### Extracted material ###

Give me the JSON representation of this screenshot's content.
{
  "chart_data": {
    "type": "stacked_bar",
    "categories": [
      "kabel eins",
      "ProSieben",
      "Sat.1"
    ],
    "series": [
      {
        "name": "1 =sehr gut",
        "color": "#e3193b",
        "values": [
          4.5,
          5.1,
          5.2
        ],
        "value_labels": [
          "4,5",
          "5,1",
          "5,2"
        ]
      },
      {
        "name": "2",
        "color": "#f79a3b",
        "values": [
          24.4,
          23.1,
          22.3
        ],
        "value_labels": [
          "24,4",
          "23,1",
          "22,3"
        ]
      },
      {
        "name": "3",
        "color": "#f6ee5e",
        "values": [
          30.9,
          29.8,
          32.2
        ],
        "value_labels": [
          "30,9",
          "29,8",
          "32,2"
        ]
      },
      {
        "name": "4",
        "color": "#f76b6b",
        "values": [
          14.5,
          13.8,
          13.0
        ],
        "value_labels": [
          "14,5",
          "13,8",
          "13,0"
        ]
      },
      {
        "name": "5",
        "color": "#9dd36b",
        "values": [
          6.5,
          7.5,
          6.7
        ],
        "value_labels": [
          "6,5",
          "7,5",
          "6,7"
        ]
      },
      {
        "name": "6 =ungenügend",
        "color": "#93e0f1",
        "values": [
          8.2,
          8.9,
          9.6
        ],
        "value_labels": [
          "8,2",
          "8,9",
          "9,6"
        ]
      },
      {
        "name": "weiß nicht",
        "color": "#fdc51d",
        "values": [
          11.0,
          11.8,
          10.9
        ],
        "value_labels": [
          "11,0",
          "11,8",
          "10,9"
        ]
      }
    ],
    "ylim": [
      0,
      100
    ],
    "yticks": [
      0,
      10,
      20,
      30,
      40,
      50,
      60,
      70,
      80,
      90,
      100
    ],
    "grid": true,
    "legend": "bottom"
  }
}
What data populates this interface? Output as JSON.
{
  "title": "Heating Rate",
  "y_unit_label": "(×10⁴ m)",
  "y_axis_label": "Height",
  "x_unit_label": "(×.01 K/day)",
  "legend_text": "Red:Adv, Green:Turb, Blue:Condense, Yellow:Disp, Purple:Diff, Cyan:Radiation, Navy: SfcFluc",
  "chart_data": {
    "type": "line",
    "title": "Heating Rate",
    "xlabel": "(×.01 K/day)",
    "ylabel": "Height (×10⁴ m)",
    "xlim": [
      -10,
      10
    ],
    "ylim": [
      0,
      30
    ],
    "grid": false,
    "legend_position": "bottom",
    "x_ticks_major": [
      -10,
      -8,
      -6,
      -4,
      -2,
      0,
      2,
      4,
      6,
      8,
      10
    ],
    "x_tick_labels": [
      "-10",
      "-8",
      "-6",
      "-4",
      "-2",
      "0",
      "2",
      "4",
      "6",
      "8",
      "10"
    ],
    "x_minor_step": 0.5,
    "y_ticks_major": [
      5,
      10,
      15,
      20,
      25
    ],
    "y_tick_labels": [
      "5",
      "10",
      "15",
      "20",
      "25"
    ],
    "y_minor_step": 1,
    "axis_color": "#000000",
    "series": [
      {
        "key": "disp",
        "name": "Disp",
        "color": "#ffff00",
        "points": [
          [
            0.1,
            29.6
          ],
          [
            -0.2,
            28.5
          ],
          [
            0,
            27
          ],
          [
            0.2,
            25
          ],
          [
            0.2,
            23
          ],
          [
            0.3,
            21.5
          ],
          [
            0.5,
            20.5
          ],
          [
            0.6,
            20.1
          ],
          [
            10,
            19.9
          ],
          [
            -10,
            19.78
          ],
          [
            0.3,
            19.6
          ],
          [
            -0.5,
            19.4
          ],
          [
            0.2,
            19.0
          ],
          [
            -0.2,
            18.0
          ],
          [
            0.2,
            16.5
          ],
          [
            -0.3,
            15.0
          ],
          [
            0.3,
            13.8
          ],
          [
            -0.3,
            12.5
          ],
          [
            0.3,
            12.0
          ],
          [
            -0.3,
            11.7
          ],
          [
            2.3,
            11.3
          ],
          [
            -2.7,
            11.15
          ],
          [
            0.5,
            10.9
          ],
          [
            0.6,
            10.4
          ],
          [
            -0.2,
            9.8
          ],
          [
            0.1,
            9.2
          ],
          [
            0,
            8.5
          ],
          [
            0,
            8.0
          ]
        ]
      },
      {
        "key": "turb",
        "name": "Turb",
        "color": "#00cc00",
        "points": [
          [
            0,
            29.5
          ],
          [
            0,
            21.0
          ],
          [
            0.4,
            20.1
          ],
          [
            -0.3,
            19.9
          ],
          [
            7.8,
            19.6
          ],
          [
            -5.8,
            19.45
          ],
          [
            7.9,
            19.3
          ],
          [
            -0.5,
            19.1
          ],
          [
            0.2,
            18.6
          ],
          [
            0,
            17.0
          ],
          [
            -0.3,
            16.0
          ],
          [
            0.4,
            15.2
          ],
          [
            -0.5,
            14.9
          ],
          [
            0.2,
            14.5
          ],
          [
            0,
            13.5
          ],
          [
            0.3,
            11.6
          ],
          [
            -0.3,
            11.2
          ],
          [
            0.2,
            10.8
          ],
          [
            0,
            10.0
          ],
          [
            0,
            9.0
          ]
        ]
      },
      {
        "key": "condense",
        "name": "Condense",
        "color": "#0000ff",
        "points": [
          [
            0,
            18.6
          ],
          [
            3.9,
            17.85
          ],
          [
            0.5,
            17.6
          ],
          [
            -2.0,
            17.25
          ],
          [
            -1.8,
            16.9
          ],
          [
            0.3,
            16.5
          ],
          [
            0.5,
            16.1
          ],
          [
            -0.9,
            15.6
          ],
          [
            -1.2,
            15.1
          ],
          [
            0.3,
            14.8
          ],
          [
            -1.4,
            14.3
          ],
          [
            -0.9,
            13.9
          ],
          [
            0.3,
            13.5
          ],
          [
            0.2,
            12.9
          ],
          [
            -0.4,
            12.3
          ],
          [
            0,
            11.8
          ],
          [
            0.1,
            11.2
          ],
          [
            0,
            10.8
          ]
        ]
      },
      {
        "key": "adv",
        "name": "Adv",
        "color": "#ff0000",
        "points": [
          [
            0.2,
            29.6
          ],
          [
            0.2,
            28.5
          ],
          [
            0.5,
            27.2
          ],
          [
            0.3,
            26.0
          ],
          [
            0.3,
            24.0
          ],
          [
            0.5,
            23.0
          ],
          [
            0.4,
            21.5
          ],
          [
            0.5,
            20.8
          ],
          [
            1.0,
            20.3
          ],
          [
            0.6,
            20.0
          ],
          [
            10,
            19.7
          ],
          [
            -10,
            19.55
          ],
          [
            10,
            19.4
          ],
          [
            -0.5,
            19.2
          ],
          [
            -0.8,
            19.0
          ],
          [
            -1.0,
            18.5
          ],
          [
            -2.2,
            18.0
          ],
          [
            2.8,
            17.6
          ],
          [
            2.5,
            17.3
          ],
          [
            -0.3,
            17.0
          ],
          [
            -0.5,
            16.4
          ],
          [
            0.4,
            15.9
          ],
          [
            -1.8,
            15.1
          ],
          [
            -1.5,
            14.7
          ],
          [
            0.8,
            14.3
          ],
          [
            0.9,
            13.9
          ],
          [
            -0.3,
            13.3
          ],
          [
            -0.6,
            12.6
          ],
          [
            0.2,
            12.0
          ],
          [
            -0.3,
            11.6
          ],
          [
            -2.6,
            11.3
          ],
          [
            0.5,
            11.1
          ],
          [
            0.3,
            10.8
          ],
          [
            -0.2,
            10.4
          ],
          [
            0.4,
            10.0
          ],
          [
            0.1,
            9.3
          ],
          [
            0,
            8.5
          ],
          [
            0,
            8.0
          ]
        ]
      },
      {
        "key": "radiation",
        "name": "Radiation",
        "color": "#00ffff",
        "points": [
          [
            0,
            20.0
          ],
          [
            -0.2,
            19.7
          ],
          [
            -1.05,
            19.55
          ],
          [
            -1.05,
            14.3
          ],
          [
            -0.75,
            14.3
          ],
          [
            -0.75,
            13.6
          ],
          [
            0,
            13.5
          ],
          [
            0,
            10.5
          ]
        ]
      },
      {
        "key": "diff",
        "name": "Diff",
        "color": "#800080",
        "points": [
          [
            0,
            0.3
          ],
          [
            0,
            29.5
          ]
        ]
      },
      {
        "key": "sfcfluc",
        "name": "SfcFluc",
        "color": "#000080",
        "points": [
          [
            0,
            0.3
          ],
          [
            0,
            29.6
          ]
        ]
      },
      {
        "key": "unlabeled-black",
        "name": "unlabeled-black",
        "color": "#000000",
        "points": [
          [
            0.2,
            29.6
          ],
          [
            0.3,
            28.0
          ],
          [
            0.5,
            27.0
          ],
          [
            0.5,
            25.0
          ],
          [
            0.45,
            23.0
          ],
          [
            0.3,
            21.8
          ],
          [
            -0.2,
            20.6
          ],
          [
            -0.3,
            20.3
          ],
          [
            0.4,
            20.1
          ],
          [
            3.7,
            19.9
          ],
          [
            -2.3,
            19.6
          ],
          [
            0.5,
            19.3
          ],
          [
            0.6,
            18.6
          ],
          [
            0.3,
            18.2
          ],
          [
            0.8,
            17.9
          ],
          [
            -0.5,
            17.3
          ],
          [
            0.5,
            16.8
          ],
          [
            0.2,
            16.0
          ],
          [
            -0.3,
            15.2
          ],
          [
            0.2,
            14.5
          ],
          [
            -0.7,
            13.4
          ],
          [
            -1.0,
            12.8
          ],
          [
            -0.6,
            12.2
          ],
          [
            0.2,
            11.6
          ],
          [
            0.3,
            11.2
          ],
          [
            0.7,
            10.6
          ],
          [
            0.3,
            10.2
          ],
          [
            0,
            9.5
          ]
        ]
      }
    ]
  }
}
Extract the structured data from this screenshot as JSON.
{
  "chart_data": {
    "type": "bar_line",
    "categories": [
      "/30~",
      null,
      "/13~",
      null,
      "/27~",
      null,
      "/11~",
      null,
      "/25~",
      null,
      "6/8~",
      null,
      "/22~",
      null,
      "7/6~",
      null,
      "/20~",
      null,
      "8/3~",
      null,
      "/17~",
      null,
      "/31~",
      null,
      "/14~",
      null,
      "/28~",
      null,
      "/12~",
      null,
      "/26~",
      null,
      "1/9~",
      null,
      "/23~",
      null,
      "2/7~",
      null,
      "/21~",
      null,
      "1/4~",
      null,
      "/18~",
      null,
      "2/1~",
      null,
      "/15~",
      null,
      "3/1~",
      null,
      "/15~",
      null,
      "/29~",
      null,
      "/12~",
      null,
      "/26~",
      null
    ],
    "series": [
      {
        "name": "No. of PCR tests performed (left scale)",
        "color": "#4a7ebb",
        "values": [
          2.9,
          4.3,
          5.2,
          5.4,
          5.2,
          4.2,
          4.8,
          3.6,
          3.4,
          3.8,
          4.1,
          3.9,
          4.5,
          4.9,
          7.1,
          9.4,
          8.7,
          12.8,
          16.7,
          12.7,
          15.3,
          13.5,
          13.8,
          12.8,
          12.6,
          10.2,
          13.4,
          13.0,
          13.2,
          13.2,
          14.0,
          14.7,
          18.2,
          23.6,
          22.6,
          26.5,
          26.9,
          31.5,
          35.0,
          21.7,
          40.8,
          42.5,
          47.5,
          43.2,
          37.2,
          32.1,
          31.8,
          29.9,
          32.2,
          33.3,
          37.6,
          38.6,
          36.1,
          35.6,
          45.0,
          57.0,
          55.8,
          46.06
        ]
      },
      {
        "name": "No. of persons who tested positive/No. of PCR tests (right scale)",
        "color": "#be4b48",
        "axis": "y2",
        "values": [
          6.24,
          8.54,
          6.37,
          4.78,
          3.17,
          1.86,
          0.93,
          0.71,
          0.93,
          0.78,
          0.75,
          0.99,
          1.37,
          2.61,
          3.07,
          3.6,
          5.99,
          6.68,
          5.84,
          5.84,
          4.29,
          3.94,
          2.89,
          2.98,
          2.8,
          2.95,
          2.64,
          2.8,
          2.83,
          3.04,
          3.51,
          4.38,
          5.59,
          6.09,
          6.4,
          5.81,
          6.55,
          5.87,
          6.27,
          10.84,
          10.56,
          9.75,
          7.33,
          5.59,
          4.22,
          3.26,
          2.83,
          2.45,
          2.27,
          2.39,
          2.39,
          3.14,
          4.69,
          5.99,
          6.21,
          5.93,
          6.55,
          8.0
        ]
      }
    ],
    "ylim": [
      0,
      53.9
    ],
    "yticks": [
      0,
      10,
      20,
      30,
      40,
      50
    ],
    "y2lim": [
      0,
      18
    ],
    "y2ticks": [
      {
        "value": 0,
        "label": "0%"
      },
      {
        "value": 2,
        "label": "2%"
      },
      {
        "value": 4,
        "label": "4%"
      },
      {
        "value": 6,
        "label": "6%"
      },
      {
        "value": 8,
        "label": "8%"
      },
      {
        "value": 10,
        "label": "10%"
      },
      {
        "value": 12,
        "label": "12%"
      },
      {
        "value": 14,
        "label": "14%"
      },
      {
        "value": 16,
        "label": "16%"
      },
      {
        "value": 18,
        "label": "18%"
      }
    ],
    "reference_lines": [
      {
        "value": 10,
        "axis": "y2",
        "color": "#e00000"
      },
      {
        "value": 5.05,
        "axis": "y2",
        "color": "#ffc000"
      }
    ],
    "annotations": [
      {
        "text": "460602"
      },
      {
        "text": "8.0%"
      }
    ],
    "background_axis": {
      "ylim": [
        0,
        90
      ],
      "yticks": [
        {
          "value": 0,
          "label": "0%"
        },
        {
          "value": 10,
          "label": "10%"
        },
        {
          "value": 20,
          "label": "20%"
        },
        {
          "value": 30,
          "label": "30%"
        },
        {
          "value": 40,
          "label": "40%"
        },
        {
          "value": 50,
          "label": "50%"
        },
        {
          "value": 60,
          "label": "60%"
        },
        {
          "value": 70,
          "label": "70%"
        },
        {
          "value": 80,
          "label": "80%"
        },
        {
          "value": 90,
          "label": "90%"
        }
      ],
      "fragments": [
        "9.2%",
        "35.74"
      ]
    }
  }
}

###

__Task prompt__: Find each line holding "this". Copy it out.

__Exercise answer__:
Give me the JSON representation of this screenshot's content.
What data populates this interface? Output as JSON.
Extract the structured data from this screenshot as JSON.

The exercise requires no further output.